Exercise: Scan the listing below. Report each line that includes "средств".

Dataset records:
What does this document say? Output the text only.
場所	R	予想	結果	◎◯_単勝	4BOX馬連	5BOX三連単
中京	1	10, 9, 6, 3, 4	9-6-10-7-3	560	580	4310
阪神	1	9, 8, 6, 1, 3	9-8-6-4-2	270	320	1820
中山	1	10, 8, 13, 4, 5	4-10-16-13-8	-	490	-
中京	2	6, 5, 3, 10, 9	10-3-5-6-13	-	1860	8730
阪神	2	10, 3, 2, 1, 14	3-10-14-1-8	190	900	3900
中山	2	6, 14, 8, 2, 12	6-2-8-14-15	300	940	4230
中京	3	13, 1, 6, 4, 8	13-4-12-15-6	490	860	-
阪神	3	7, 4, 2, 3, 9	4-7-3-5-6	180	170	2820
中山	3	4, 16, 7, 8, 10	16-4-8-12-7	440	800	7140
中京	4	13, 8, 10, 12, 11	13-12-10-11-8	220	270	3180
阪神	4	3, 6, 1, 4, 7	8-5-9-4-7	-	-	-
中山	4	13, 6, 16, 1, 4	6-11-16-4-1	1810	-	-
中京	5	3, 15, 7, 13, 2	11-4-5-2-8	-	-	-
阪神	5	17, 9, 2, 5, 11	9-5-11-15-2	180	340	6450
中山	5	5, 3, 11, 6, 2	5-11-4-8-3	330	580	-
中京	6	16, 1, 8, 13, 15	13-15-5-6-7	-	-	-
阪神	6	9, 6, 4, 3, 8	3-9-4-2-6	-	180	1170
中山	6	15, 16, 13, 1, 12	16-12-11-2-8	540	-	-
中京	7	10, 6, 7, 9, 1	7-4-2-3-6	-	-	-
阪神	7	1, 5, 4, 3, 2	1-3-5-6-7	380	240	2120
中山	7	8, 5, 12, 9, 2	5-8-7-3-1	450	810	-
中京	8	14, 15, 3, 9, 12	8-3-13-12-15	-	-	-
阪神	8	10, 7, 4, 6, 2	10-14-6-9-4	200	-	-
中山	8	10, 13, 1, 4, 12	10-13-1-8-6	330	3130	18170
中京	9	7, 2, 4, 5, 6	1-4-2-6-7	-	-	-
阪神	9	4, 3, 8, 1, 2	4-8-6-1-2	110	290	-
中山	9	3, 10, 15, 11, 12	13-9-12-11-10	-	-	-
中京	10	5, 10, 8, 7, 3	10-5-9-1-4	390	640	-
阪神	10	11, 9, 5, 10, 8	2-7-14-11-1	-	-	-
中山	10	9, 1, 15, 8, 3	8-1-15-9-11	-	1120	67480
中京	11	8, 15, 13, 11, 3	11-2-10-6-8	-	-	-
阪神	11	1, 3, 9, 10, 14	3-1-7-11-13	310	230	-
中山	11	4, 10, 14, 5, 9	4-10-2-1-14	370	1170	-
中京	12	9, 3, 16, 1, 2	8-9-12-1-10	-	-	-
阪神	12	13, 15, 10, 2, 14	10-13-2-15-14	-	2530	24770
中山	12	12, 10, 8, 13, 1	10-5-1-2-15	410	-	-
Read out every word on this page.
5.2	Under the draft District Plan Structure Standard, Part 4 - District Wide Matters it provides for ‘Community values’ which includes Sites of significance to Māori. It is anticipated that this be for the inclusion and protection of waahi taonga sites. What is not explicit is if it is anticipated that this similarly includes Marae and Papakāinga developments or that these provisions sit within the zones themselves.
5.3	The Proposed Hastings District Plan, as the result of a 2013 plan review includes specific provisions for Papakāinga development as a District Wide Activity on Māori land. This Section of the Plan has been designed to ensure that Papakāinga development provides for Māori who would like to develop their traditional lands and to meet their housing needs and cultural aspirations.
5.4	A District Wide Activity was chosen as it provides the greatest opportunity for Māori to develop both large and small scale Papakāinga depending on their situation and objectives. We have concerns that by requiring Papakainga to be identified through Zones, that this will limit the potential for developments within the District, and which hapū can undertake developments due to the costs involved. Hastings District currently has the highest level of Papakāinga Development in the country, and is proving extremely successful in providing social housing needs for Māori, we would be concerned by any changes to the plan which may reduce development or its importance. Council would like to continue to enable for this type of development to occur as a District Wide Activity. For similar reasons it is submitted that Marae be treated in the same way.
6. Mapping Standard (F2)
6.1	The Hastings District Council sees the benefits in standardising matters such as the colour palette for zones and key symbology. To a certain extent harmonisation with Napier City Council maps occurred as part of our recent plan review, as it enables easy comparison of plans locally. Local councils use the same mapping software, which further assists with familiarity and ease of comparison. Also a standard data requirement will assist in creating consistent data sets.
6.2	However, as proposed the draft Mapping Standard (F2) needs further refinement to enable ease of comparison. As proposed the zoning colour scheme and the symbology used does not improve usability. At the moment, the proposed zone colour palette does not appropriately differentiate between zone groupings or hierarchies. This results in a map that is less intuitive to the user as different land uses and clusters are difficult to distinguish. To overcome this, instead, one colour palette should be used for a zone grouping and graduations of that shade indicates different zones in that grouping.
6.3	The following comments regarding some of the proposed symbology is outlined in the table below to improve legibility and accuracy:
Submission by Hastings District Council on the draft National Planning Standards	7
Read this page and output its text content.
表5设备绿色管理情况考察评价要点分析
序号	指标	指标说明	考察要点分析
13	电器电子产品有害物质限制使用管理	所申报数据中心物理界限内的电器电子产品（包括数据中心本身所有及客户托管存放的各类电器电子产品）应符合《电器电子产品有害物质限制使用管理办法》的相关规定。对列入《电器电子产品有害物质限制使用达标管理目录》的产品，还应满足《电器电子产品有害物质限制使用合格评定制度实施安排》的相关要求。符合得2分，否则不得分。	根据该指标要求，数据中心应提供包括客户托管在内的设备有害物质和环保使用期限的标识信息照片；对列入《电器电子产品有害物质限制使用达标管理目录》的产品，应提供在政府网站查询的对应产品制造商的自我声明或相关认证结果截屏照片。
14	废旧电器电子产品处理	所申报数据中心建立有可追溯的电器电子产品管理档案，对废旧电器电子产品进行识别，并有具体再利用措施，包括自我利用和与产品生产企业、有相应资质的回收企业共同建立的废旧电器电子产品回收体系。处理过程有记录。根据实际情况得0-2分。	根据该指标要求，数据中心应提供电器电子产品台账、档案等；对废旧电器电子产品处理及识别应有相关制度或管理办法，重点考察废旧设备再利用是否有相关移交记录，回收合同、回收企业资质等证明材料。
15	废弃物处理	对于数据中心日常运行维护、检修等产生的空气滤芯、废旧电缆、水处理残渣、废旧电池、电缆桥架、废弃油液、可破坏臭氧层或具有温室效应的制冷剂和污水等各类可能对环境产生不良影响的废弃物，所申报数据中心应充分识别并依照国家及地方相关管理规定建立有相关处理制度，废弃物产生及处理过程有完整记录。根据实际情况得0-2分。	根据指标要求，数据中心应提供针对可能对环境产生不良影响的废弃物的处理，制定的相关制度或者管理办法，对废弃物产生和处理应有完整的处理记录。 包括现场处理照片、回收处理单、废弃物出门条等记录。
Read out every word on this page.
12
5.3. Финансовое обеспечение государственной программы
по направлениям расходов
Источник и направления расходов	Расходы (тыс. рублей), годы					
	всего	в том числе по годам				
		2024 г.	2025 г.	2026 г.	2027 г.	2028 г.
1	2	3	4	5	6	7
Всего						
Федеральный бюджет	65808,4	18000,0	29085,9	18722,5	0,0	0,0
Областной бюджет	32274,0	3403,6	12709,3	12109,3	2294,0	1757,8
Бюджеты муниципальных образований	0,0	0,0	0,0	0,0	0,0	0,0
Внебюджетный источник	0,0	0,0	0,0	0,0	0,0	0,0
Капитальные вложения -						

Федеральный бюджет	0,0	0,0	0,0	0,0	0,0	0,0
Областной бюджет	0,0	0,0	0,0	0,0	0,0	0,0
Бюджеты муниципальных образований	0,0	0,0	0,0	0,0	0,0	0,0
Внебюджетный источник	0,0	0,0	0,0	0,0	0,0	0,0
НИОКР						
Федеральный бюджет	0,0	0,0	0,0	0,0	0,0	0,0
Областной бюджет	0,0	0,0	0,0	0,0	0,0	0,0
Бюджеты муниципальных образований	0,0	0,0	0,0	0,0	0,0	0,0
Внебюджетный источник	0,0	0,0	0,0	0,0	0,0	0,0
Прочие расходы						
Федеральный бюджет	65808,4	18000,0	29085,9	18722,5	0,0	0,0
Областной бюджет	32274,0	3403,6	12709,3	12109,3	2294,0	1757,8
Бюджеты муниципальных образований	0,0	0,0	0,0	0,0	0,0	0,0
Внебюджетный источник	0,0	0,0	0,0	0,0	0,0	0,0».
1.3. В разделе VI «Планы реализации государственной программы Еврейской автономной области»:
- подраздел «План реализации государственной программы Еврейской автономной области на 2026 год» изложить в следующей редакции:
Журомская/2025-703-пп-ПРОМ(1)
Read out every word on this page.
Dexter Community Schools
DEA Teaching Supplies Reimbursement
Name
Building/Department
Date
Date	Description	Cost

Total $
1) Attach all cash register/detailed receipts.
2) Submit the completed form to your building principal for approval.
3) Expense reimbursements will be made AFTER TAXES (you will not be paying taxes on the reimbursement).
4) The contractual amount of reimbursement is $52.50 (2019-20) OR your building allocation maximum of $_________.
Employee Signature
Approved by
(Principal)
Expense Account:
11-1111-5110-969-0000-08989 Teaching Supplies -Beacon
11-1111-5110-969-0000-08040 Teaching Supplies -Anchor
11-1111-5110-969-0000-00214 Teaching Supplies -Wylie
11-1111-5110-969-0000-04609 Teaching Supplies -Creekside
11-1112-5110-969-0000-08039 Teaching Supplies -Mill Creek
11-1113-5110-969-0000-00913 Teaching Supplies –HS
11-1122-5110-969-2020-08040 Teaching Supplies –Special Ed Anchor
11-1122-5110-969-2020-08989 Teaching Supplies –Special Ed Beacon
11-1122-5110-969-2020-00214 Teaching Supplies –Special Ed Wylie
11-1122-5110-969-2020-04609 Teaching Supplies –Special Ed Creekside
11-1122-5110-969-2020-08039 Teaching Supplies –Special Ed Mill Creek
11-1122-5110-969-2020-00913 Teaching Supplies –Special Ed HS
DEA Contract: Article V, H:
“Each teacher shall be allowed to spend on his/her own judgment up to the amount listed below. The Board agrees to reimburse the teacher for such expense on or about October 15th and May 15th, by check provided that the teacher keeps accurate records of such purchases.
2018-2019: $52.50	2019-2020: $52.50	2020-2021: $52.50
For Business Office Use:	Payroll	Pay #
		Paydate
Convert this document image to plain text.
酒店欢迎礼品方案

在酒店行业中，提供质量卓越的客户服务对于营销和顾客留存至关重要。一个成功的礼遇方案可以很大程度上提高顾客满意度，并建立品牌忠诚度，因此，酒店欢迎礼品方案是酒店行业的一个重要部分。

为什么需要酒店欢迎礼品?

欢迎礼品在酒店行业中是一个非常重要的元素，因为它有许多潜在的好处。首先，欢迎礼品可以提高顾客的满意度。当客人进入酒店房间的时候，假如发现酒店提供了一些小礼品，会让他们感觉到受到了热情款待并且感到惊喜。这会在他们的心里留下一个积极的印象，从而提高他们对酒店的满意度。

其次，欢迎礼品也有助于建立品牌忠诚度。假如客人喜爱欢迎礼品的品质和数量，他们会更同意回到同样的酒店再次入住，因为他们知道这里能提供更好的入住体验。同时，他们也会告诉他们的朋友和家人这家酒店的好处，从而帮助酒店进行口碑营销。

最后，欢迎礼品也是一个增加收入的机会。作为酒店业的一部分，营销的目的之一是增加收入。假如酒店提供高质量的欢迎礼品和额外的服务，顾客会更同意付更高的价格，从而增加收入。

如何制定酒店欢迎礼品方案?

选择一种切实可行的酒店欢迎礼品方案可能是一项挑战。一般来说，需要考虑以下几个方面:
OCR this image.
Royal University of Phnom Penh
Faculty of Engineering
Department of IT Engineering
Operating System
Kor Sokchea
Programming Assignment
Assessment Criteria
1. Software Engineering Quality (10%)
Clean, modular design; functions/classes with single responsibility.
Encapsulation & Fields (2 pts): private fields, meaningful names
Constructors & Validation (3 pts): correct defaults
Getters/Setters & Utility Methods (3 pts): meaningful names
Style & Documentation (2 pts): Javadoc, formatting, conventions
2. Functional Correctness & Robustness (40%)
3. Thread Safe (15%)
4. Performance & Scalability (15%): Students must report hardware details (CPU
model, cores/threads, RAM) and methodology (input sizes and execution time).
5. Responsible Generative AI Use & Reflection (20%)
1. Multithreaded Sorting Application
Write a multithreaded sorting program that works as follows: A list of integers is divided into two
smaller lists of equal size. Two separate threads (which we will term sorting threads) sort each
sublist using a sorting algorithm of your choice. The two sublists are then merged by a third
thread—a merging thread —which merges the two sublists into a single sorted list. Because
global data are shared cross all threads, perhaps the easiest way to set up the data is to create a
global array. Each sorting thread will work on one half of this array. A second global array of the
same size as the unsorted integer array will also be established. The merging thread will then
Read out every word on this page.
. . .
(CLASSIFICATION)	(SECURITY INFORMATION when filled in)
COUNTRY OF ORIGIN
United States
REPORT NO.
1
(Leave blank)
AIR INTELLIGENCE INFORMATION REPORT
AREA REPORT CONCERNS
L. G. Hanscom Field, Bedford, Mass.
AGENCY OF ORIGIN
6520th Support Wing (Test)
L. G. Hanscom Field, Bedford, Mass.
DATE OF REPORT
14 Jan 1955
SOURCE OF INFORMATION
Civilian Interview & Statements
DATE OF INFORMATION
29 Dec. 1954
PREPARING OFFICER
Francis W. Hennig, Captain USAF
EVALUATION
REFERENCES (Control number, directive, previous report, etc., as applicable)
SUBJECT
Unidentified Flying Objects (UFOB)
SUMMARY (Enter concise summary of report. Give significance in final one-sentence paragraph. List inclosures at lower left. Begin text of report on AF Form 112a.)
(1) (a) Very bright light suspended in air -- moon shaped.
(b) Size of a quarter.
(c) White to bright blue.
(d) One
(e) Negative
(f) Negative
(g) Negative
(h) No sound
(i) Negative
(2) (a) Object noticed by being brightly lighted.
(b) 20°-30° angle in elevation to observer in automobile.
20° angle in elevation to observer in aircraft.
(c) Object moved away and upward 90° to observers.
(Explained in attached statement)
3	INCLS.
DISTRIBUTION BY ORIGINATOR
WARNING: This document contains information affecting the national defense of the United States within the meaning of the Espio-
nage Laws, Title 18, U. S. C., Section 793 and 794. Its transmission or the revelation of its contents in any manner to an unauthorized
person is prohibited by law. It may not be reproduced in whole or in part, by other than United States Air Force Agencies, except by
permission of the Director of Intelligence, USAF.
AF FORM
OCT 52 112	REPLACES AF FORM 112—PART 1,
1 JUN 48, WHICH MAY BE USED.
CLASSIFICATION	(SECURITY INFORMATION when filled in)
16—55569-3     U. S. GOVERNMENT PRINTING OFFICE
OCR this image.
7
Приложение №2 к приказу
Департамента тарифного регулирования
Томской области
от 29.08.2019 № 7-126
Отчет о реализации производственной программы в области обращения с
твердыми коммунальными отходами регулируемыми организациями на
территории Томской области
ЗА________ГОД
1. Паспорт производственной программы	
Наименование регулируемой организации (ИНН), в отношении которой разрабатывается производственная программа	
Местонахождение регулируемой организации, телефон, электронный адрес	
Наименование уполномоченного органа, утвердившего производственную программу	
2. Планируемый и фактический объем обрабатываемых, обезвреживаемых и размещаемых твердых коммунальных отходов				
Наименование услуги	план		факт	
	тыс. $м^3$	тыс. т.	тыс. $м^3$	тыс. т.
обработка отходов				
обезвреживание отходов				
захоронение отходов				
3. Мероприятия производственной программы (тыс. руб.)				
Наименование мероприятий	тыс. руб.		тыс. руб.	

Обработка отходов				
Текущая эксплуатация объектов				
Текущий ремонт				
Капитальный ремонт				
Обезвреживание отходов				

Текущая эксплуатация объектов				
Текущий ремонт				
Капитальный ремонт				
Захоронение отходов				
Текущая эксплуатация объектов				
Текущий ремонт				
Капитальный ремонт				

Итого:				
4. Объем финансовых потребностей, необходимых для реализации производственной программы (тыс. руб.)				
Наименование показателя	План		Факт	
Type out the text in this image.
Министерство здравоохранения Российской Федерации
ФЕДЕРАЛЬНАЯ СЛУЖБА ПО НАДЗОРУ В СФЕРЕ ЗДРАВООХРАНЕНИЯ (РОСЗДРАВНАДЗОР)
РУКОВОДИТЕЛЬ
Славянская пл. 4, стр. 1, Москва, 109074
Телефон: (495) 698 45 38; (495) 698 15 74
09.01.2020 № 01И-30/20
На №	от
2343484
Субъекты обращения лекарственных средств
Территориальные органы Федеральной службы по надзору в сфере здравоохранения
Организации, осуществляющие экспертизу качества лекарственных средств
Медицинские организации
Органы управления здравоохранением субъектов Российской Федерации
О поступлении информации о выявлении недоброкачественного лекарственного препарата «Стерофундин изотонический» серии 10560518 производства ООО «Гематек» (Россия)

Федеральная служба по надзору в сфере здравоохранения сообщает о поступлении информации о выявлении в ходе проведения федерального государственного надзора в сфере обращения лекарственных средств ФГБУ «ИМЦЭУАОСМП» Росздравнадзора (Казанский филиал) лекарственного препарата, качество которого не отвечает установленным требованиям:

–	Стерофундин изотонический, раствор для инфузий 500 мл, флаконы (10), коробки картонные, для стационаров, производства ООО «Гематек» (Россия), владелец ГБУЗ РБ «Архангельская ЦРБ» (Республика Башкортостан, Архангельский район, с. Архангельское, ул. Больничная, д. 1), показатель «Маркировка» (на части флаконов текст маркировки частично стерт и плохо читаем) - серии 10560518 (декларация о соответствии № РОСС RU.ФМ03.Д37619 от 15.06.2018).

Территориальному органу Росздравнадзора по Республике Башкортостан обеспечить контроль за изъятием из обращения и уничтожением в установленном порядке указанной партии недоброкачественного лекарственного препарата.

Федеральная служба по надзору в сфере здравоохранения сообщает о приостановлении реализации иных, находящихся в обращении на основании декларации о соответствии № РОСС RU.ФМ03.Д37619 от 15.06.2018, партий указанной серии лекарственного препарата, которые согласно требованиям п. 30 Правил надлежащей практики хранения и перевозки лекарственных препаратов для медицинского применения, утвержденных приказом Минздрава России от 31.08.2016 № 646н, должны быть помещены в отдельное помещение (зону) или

Right answer:
Субъекты обращения лекарственных средств
Организации, осуществляющие экспертизу качества лекарственных средств
Федеральная служба по надзору в сфере здравоохранения сообщает о поступлении информации о выявлении в ходе проведения федерального государственного надзора в сфере обращения лекарственных средств ФГБУ «ИМЦЭУАОСМП» Росздравнадзора (Казанский филиал) лекарственного препарата, качество которого не отвечает установленным требованиям:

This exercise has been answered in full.